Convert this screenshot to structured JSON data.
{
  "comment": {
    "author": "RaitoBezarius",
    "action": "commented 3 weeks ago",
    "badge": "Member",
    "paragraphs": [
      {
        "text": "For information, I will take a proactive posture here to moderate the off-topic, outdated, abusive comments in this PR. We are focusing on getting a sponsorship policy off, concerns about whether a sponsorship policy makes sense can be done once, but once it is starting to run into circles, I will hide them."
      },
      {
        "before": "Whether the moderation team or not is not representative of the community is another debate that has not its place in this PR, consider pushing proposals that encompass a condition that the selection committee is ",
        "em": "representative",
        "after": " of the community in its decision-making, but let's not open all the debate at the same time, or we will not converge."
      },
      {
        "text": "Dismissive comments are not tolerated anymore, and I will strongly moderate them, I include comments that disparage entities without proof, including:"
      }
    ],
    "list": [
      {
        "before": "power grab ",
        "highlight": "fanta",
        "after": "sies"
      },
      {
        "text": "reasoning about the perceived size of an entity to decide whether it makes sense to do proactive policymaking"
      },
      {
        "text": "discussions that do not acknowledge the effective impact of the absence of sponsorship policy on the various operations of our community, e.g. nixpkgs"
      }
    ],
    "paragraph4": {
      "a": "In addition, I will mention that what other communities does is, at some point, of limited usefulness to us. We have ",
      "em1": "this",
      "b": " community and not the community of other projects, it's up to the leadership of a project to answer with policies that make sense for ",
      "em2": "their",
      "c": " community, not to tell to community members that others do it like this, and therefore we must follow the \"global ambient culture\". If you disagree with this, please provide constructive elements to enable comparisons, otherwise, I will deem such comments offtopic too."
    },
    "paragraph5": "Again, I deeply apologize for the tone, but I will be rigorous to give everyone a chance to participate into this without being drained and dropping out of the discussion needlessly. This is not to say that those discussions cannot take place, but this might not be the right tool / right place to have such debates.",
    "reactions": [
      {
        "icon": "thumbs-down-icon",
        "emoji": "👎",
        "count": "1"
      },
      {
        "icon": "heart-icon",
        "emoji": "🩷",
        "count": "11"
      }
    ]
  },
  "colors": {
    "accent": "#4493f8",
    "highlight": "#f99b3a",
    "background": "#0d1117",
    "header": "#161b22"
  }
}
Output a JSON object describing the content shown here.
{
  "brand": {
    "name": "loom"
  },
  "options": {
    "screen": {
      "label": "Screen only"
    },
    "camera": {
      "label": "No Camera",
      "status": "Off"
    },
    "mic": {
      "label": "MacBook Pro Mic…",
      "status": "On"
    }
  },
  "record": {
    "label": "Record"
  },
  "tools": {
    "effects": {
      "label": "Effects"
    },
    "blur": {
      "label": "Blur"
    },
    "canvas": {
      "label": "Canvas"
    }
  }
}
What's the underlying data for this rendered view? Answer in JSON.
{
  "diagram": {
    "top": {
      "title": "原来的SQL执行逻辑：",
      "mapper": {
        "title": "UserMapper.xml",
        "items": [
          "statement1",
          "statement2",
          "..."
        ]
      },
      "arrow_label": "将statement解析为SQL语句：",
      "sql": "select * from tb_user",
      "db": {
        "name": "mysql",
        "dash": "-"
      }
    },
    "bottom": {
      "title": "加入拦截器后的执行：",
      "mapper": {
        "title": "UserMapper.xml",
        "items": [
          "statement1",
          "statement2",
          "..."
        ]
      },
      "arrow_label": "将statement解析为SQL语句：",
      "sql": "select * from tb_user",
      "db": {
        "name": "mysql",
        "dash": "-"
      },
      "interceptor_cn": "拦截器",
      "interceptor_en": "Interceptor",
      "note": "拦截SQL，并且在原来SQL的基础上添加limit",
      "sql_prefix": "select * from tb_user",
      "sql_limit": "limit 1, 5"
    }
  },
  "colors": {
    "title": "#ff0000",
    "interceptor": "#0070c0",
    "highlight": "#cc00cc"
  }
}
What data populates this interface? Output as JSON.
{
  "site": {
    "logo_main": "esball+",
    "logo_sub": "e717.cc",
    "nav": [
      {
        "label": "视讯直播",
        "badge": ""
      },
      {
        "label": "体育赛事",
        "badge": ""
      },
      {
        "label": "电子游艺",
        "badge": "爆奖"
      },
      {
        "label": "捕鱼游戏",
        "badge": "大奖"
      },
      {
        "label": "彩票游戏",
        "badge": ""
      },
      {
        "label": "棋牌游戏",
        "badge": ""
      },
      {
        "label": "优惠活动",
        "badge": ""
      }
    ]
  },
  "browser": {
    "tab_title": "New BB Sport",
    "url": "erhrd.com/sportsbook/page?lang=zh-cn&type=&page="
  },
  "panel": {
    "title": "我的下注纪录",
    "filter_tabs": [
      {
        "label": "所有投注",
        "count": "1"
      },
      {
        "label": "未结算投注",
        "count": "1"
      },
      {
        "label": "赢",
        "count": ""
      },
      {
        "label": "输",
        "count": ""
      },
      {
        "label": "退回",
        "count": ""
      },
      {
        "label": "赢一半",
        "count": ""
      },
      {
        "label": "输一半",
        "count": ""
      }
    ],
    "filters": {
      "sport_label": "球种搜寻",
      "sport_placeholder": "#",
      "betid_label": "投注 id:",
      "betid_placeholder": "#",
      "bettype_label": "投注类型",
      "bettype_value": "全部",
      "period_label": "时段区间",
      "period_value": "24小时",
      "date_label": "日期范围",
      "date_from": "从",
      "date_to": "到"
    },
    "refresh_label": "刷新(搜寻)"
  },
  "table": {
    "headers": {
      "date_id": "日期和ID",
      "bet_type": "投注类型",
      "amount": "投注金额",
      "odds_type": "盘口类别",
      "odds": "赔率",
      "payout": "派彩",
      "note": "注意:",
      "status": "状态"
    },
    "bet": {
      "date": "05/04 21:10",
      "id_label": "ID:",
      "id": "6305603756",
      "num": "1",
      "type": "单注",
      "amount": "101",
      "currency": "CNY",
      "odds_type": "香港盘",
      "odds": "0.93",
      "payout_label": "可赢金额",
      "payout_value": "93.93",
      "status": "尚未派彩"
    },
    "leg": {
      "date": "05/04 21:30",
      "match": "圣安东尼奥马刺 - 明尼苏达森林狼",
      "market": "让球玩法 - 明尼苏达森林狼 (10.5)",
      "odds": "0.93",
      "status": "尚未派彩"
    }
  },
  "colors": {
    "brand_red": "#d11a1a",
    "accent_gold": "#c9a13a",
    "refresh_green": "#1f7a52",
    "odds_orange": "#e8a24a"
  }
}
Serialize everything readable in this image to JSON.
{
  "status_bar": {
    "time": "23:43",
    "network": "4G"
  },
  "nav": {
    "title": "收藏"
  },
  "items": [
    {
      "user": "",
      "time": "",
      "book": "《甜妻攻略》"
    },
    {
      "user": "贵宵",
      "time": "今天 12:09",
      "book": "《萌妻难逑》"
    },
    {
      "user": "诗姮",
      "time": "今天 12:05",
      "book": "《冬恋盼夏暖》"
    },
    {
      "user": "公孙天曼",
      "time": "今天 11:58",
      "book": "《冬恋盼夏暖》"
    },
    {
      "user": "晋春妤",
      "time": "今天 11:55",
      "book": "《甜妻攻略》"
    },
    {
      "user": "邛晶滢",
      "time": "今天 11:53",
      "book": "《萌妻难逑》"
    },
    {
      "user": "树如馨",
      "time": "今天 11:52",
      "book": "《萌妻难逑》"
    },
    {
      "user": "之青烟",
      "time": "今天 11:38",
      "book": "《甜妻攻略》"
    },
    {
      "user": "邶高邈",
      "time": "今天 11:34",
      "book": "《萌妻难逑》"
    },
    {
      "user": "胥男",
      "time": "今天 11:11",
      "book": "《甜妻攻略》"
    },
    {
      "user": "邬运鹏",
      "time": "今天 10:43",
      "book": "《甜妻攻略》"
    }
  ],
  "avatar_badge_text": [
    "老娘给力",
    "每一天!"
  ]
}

==============================

### Your goal
Exact copies of all the records are required.

### Output of the exercise
Convert this screenshot to structured JSON data.
{
  "comment": {
    "author": "RaitoBezarius",
    "action": "commented 3 weeks ago",
    "badge": "Member",
    "paragraphs": [
      {
        "text": "For information, I will take a proactive posture here to moderate the off-topic, outdated, abusive comments in this PR. We are focusing on getting a sponsorship policy off, concerns about whether a sponsorship policy makes sense can be done once, but once it is starting to run into circles, I will hide them."
      },
      {
        "before": "Whether the moderation team or not is not representative of the community is another debate that has not its place in this PR, consider pushing proposals that encompass a condition that the selection committee is ",
        "em": "representative",
        "after": " of the community in its decision-making, but let's not open all the debate at the same time, or we will not converge."
      },
      {
        "text": "Dismissive comments are not tolerated anymore, and I will strongly moderate them, I include comments that disparage entities without proof, including:"
      }
    ],
    "list": [
      {
        "before": "power grab ",
        "highlight": "fanta",
        "after": "sies"
      },
      {
        "text": "reasoning about the perceived size of an entity to decide whether it makes sense to do proactive policymaking"
      },
      {
        "text": "discussions that do not acknowledge the effective impact of the absence of sponsorship policy on the various operations of our community, e.g. nixpkgs"
      }
    ],
    "paragraph4": {
      "a": "In addition, I will mention that what other communities does is, at some point, of limited usefulness to us. We have ",
      "em1": "this",
      "b": " community and not the community of other projects, it's up to the leadership of a project to answer with policies that make sense for ",
      "em2": "their",
      "c": " community, not to tell to community members that others do it like this, and therefore we must follow the \"global ambient culture\". If you disagree with this, please provide constructive elements to enable comparisons, otherwise, I will deem such comments offtopic too."
    },
    "paragraph5": "Again, I deeply apologize for the tone, but I will be rigorous to give everyone a chance to participate into this without being drained and dropping out of the discussion needlessly. This is not to say that those discussions cannot take place, but this might not be the right tool / right place to have such debates.",
    "reactions": [
      {
        "icon": "thumbs-down-icon",
        "emoji": "👎",
        "count": "1"
      },
      {
        "icon": "heart-icon",
        "emoji": "🩷",
        "count": "11"
      }
    ]
  },
  "colors": {
    "accent": "#4493f8",
    "highlight": "#f99b3a",
    "background": "#0d1117",
    "header": "#161b22"
  }
}
Output a JSON object describing the content shown here.
{
  "brand": {
    "name": "loom"
  },
  "options": {
    "screen": {
      "label": "Screen only"
    },
    "camera": {
      "label": "No Camera",
      "status": "Off"
    },
    "mic": {
      "label": "MacBook Pro Mic…",
      "status": "On"
    }
  },
  "record": {
    "label": "Record"
  },
  "tools": {
    "effects": {
      "label": "Effects"
    },
    "blur": {
      "label": "Blur"
    },
    "canvas": {
      "label": "Canvas"
    }
  }
}
What's the underlying data for this rendered view? Answer in JSON.
{
  "diagram": {
    "top": {
      "title": "原来的SQL执行逻辑：",
      "mapper": {
        "title": "UserMapper.xml",
        "items": [
          "statement1",
          "statement2",
          "..."
        ]
      },
      "arrow_label": "将statement解析为SQL语句：",
      "sql": "select * from tb_user",
      "db": {
        "name": "mysql",
        "dash": "-"
      }
    },
    "bottom": {
      "title": "加入拦截器后的执行：",
      "mapper": {
        "title": "UserMapper.xml",
        "items": [
          "statement1",
          "statement2",
          "..."
        ]
      },
      "arrow_label": "将statement解析为SQL语句：",
      "sql": "select * from tb_user",
      "db": {
        "name": "mysql",
        "dash": "-"
      },
      "interceptor_cn": "拦截器",
      "interceptor_en": "Interceptor",
      "note": "拦截SQL，并且在原来SQL的基础上添加limit",
      "sql_prefix": "select * from tb_user",
      "sql_limit": "limit 1, 5"
    }
  },
  "colors": {
    "title": "#ff0000",
    "interceptor": "#0070c0",
    "highlight": "#cc00cc"
  }
}
What data populates this interface? Output as JSON.
{
  "site": {
    "logo_main": "esball+",
    "logo_sub": "e717.cc",
    "nav": [
      {
        "label": "视讯直播",
        "badge": ""
      },
      {
        "label": "体育赛事",
        "badge": ""
      },
      {
        "label": "电子游艺",
        "badge": "爆奖"
      },
      {
        "label": "捕鱼游戏",
        "badge": "大奖"
      },
      {
        "label": "彩票游戏",
        "badge": ""
      },
      {
        "label": "棋牌游戏",
        "badge": ""
      },
      {
        "label": "优惠活动",
        "badge": ""
      }
    ]
  },
  "browser": {
    "tab_title": "New BB Sport",
    "url": "erhrd.com/sportsbook/page?lang=zh-cn&type=&page="
  },
  "panel": {
    "title": "我的下注纪录",
    "filter_tabs": [
      {
        "label": "所有投注",
        "count": "1"
      },
      {
        "label": "未结算投注",
        "count": "1"
      },
      {
        "label": "赢",
        "count": ""
      },
      {
        "label": "输",
        "count": ""
      },
      {
        "label": "退回",
        "count": ""
      },
      {
        "label": "赢一半",
        "count": ""
      },
      {
        "label": "输一半",
        "count": ""
      }
    ],
    "filters": {
      "sport_label": "球种搜寻",
      "sport_placeholder": "#",
      "betid_label": "投注 id:",
      "betid_placeholder": "#",
      "bettype_label": "投注类型",
      "bettype_value": "全部",
      "period_label": "时段区间",
      "period_value": "24小时",
      "date_label": "日期范围",
      "date_from": "从",
      "date_to": "到"
    },
    "refresh_label": "刷新(搜寻)"
  },
  "table": {
    "headers": {
      "date_id": "日期和ID",
      "bet_type": "投注类型",
      "amount": "投注金额",
      "odds_type": "盘口类别",
      "odds": "赔率",
      "payout": "派彩",
      "note": "注意:",
      "status": "状态"
    },
    "bet": {
      "date": "05/04 21:10",
      "id_label": "ID:",
      "id": "6305603756",
      "num": "1",
      "type": "单注",
      "amount": "101",
      "currency": "CNY",
      "odds_type": "香港盘",
      "odds": "0.93",
      "payout_label": "可赢金额",
      "payout_value": "93.93",
      "status": "尚未派彩"
    },
    "leg": {
      "date": "05/04 21:30",
      "match": "圣安东尼奥马刺 - 明尼苏达森林狼",
      "market": "让球玩法 - 明尼苏达森林狼 (10.5)",
      "odds": "0.93",
      "status": "尚未派彩"
    }
  },
  "colors": {
    "brand_red": "#d11a1a",
    "accent_gold": "#c9a13a",
    "refresh_green": "#1f7a52",
    "odds_orange": "#e8a24a"
  }
}
Serialize everything readable in this image to JSON.
{
  "status_bar": {
    "time": "23:43",
    "network": "4G"
  },
  "nav": {
    "title": "收藏"
  },
  "items": [
    {
      "user": "",
      "time": "",
      "book": "《甜妻攻略》"
    },
    {
      "user": "贵宵",
      "time": "今天 12:09",
      "book": "《萌妻难逑》"
    },
    {
      "user": "诗姮",
      "time": "今天 12:05",
      "book": "《冬恋盼夏暖》"
    },
    {
      "user": "公孙天曼",
      "time": "今天 11:58",
      "book": "《冬恋盼夏暖》"
    },
    {
      "user": "晋春妤",
      "time": "今天 11:55",
      "book": "《甜妻攻略》"
    },
    {
      "user": "邛晶滢",
      "time": "今天 11:53",
      "book": "《萌妻难逑》"
    },
    {
      "user": "树如馨",
      "time": "今天 11:52",
      "book": "《萌妻难逑》"
    },
    {
      "user": "之青烟",
      "time": "今天 11:38",
      "book": "《甜妻攻略》"
    },
    {
      "user": "邶高邈",
      "time": "今天 11:34",
      "book": "《萌妻难逑》"
    },
    {
      "user": "胥男",
      "time": "今天 11:11",
      "book": "《甜妻攻略》"
    },
    {
      "user": "邬运鹏",
      "time": "今天 10:43",
      "book": "《甜妻攻略》"
    }
  ],
  "avatar_badge_text": [
    "老娘给力",
    "每一天!"
  ]
}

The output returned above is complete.